Continue the passage on climate change and the world food supply, starting right after its last sentence.

Source passage:
BEGIN

Climate specialists say that the vulnerability will only increase as
further effects of climate change are felt. "If there's a significant
change in climate in one of our high production areas, if there is a
disease that effects a major crop, we are in a very risky situation,"
said Mark Howden of the Commonwealth Scientific and Industrial Research
Organization in Canberra.
Already "unusual weather events," linked to climate change - such as
droughts, floods and storms - have decreased production in important
exporting countries like Australia and Ukraine, Diouf said.
In Southern Australia, a significant reduction in rainfall in the past
few years led some farmers to sell their land and move to Tasmania,
where water is more reliable, said Howden, one of the authors of a
recent series of papers in the Procedings of the National Academy of
Sciences on climate change and the world food supply.
"In the U.S., Australia, and Europe, there's a very substantial
capacity to adapt to the effects on food - with money, technology,
research and development," Howden said. "In the developing world, there
isn't."

END

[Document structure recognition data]

BEGIN

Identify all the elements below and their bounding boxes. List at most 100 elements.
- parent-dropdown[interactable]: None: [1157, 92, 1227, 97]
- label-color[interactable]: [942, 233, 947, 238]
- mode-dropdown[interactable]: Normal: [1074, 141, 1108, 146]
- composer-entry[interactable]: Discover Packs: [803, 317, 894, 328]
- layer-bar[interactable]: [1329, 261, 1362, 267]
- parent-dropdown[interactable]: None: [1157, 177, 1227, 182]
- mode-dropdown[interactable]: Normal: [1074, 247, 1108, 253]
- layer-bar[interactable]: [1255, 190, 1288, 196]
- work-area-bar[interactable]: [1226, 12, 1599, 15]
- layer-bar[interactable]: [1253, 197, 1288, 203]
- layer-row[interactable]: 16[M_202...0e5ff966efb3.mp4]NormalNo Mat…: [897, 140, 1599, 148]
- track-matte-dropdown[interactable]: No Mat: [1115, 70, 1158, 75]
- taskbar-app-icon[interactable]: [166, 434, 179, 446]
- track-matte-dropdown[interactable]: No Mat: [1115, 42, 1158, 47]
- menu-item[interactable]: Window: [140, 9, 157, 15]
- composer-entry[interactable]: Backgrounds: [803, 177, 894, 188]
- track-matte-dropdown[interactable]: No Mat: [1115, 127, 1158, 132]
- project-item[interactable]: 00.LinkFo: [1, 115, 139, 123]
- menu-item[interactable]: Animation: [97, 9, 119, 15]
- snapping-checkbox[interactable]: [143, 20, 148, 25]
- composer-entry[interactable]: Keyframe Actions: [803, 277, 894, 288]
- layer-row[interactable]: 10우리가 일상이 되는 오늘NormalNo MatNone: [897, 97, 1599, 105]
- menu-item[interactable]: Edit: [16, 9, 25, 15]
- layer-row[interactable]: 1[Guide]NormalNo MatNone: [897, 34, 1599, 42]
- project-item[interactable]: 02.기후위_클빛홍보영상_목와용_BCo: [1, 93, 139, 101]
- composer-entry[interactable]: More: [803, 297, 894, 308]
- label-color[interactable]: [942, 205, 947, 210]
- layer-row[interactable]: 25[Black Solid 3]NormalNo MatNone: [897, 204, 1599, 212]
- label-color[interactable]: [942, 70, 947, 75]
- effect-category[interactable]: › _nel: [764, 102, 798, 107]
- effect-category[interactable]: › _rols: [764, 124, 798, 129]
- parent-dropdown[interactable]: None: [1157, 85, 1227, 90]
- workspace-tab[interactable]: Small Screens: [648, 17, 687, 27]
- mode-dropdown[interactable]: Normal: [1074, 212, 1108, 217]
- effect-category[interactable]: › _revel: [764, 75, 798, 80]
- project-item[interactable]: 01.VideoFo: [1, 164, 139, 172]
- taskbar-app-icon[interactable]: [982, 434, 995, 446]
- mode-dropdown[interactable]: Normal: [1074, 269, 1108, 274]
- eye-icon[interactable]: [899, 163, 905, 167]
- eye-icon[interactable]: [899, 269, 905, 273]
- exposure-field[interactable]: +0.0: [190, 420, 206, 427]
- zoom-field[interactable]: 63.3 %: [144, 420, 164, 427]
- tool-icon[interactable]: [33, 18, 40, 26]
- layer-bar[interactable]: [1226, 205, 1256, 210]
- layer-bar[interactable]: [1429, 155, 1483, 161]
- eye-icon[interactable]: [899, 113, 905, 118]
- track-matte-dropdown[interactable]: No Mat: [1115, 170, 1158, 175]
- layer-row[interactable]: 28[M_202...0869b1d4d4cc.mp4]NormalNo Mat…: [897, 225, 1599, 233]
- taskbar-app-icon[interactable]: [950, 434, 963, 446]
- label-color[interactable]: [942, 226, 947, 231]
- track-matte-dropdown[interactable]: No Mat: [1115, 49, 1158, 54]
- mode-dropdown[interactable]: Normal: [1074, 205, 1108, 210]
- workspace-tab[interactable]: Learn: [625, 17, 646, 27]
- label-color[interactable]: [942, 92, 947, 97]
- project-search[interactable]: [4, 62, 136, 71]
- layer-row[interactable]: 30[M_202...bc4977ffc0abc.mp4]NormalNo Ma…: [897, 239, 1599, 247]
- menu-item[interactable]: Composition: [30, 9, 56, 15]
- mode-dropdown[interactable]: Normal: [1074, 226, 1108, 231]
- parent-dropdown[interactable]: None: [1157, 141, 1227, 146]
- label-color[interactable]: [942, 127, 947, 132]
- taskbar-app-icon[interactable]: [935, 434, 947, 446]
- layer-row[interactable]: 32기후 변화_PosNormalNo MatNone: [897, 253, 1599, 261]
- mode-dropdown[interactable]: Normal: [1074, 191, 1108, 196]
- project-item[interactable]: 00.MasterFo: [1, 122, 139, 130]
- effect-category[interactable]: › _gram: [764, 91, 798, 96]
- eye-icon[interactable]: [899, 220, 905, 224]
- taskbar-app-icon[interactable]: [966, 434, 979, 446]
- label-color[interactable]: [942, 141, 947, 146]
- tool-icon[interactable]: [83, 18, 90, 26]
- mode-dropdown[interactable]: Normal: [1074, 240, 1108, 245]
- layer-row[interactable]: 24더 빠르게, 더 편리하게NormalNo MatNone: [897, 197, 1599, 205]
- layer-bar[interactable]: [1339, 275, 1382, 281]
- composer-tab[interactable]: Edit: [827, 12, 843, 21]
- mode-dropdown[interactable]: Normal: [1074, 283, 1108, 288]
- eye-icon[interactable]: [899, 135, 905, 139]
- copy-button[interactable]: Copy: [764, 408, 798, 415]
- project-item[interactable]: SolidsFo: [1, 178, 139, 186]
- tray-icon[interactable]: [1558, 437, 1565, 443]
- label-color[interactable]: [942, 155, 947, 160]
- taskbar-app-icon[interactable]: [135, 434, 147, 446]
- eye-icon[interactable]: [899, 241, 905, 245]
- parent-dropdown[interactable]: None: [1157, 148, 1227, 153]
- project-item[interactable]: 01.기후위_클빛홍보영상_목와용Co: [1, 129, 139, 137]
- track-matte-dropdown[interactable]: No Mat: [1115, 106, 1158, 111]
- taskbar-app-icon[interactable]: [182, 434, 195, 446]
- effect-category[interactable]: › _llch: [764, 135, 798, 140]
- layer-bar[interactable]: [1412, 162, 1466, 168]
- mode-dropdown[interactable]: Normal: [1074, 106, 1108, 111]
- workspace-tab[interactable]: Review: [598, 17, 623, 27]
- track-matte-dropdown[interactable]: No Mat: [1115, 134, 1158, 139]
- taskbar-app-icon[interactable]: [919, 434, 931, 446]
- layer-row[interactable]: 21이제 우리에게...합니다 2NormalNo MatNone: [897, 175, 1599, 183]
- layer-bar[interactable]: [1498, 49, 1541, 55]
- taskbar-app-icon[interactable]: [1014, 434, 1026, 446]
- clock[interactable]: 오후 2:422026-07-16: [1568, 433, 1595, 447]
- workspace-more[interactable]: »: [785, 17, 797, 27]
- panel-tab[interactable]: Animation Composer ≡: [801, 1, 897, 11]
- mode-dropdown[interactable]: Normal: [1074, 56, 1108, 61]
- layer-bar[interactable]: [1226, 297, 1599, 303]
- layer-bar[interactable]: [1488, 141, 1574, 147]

END

Exercise output:
Sheeran said, that on a recent trip to Mali, she was told that food
stocks were at an all time low. The World Food Program feeds millions
of children in schools and people with HIV/AIDS. Poor nutrition in
these groups increased the risk serious disease and death.
Diouf suggested that all countries and international agencies would
have to "revisit" agricultural and aid policies they had adopted "in a
different economic environment." For example, with food and oil prices
approaching record, it may not make sense to send food aid to poorer
countries, but instead to focus on helping farmers grow food locally.
FAO plans to start a new initiative that will offer farmers in poor
countries vouchers that can be redeemed for seeds and fertilizer, and
will try to help them adapt to climate change.
The recent scientific papers concluded that farmers could adjust to 1
degree Celsius (1.8 degrees Fahrenheit) to 3 degrees Celsius (5.4
degrees) of warming by switching to more resilient species, changing
planting times, or storing water for irrigation, for example.
But that after that, "all bets are off," said Francesco Tubiello, of
Columbia University Earth Institute. "Many people assume that we will
never have a problem with food production on a global scale, but there
is a strong potential for negative surprises."
In Europe, officials said they were already adjusting policies to the
reality of higher prices. The European Union recently suspended a
"set-aside" of land for next year - a longstanding program that
essentially paid farmers to leave 10 percent of their land untilled as
a way to increase farm prices and reduce surpluses. Also, starting in
January, import tariffs on all cereal will be eliminated for six
months, to make it easier for European countries to buy grain from
elsewhere. But that may make it even harder for poor countries to
obtain the grain they need.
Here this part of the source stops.